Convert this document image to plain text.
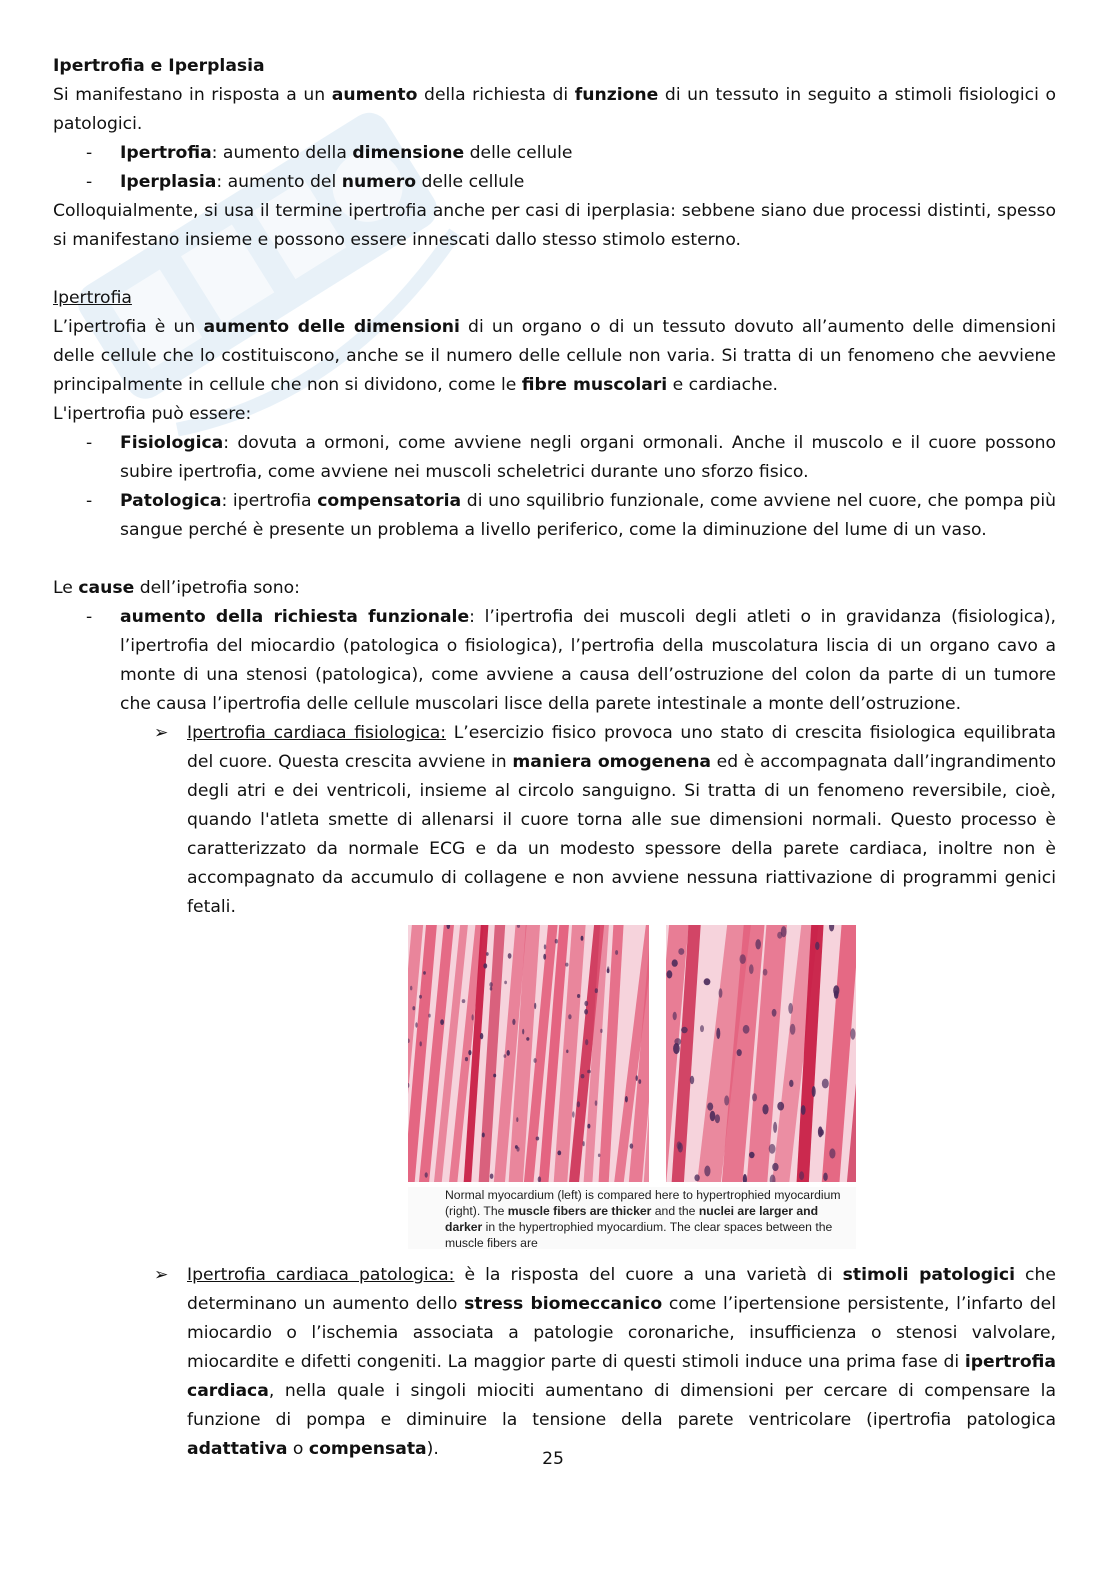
Ipertrofia e Iperplasia

Si manifestano in risposta a un aumento della richiesta di funzione di un tessuto in seguito a stimoli fisiologici o patologici.

- Ipertrofia: aumento della dimensione delle cellule
- Iperplasia: aumento del numero delle cellule

Colloquialmente, si usa il termine ipertrofia anche per casi di iperplasia: sebbene siano due processi distinti, spesso si manifestano insieme e possono essere innescati dallo stesso stimolo esterno.

Ipertrofia

L’ipertrofia è un aumento delle dimensioni di un organo o di un tessuto dovuto all’aumento delle dimensioni delle cellule che lo costituiscono, anche se il numero delle cellule non varia. Si tratta di un fenomeno che aevviene principalmente in cellule che non si dividono, come le fibre muscolari e cardiache.

L'ipertrofia può essere:

- Fisiologica: dovuta a ormoni, come avviene negli organi ormonali. Anche il muscolo e il cuore possono subire ipertrofia, come avviene nei muscoli scheletrici durante uno sforzo fisico.
- Patologica: ipertrofia compensatoria di uno squilibrio funzionale, come avviene nel cuore, che pompa più sangue perché è presente un problema a livello periferico, come la diminuzione del lume di un vaso.

Le cause dell’ipetrofia sono:

- aumento della richiesta funzionale: l’ipertrofia dei muscoli degli atleti o in gravidanza (fisiologica), l’ipertrofia del miocardio (patologica o fisiologica), l’pertrofia della muscolatura liscia di un organo cavo a monte di una stenosi (patologica), come avviene a causa dell’ostruzione del colon da parte di un tumore che causa l’ipertrofia delle cellule muscolari lisce della parete intestinale a monte dell’ostruzione.
➢ Ipertrofia cardiaca fisiologica: L’esercizio fisico provoca uno stato di crescita fisiologica equilibrata del cuore. Questa crescita avviene in maniera omogenena ed è accompagnata dall’ingrandimento degli atri e dei ventricoli, insieme al circolo sanguigno. Si tratta di un fenomeno reversibile, cioè, quando l'atleta smette di allenarsi il cuore torna alle sue dimensioni normali. Questo processo è caratterizzato da normale ECG e da un modesto spessore della parete cardiaca, inoltre non è accompagnato da accumulo di collagene e non avviene nessuna riattivazione di programmi genici fetali.
Normal myocardium (left) is compared here to hypertrophied myocardium (right). The muscle fibers are thicker and the nuclei are larger and darker in the hypertrophied myocardium. The clear spaces between the muscle fibers are
➢ Ipertrofia cardiaca patologica: è la risposta del cuore a una varietà di stimoli patologici che determinano un aumento dello stress biomeccanico come l’ipertensione persistente, l’infarto del miocardio o l’ischemia associata a patologie coronariche, insufficienza o stenosi valvolare, miocardite e difetti congeniti. La maggior parte di questi stimoli induce una prima fase di ipertrofia cardiaca, nella quale i singoli miociti aumentano di dimensioni per cercare di compensare la funzione di pompa e diminuire la tensione della parete ventricolare (ipertrofia patologica adattativa o compensata).	25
▬▬▬
**WHAT IS REQUIRED**
Look through the listing above and copy each line with the word "muscoli" in it.

**SOLUTION TO THE PROBLEM**
- Fisiologica: dovuta a ormoni, come avviene negli organi ormonali. Anche il muscolo e il cuore possono subire ipertrofia, come avviene nei muscoli scheletrici durante uno sforzo fisico.
- aumento della richiesta funzionale: l’ipertrofia dei muscoli degli atleti o in gravidanza (fisiologica), l’ipertrofia del miocardio (patologica o fisiologica), l’pertrofia della muscolatura liscia di un organo cavo a monte di una stenosi (patologica), come avviene a causa dell’ostruzione del colon da parte di un tumore che causa l’ipertrofia delle cellule muscolari lisce della parete intestinale a monte dell’ostruzione.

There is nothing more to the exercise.